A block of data
------------------------------------------------------------

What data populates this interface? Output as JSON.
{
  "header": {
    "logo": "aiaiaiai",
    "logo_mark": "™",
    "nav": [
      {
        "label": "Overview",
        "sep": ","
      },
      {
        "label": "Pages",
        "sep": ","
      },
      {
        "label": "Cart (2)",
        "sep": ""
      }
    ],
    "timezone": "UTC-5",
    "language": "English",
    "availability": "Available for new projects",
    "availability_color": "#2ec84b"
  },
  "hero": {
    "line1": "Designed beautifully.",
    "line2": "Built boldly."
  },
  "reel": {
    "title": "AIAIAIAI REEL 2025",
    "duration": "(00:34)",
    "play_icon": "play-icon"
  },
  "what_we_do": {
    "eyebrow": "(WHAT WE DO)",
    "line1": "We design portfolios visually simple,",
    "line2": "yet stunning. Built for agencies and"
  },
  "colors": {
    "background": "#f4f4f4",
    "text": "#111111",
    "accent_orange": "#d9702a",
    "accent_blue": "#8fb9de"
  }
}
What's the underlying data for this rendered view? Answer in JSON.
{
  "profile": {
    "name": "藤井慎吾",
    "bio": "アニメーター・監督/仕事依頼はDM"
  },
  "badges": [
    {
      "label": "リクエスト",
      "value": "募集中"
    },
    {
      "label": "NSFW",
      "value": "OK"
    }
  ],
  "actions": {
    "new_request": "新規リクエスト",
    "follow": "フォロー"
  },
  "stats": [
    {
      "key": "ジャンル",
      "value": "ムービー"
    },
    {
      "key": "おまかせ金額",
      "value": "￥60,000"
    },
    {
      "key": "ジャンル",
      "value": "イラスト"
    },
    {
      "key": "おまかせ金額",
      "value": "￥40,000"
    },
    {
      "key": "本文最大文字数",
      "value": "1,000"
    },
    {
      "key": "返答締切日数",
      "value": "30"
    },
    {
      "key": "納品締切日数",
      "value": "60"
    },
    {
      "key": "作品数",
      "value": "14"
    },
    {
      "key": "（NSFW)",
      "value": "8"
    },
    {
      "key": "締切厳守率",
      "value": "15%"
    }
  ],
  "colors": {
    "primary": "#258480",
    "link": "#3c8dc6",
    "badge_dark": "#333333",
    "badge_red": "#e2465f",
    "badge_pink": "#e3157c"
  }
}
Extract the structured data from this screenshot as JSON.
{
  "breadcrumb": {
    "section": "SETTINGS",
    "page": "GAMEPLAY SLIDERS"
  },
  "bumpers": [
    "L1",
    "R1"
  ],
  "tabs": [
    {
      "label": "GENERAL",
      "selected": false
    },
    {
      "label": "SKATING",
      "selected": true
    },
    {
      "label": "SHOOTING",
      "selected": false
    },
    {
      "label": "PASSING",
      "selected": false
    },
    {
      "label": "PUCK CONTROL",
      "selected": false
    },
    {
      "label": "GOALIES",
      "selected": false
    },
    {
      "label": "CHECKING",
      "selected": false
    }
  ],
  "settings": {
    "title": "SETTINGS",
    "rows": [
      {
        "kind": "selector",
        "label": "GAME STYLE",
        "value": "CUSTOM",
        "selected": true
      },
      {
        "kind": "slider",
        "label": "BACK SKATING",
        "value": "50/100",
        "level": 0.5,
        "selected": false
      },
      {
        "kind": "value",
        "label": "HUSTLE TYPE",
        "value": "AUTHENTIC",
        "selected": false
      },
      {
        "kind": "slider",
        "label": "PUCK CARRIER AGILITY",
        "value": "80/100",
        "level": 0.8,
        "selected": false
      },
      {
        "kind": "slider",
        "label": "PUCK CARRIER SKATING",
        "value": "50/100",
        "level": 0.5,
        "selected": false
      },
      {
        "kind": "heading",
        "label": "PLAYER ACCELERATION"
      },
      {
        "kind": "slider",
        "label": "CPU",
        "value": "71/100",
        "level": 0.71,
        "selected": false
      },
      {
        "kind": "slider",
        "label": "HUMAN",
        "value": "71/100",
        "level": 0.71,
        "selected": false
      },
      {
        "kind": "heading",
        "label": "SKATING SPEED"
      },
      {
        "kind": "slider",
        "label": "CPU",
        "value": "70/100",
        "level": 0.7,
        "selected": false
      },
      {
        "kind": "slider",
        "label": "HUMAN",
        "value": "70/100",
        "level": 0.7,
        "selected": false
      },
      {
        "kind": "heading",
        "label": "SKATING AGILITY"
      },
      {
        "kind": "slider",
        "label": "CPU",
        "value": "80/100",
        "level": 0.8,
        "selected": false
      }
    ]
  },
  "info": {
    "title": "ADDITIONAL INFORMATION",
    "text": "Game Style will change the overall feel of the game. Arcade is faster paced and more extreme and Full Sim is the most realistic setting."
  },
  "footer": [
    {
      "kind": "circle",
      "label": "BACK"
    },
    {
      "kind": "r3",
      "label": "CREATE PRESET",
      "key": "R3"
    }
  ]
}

------------------------------------------------------------

What you are asked to do: Find the word "Built" and list each line it appears in.

Problem solution:
    "line2": "Built boldly."
    "line2": "yet stunning. Built for agencies and"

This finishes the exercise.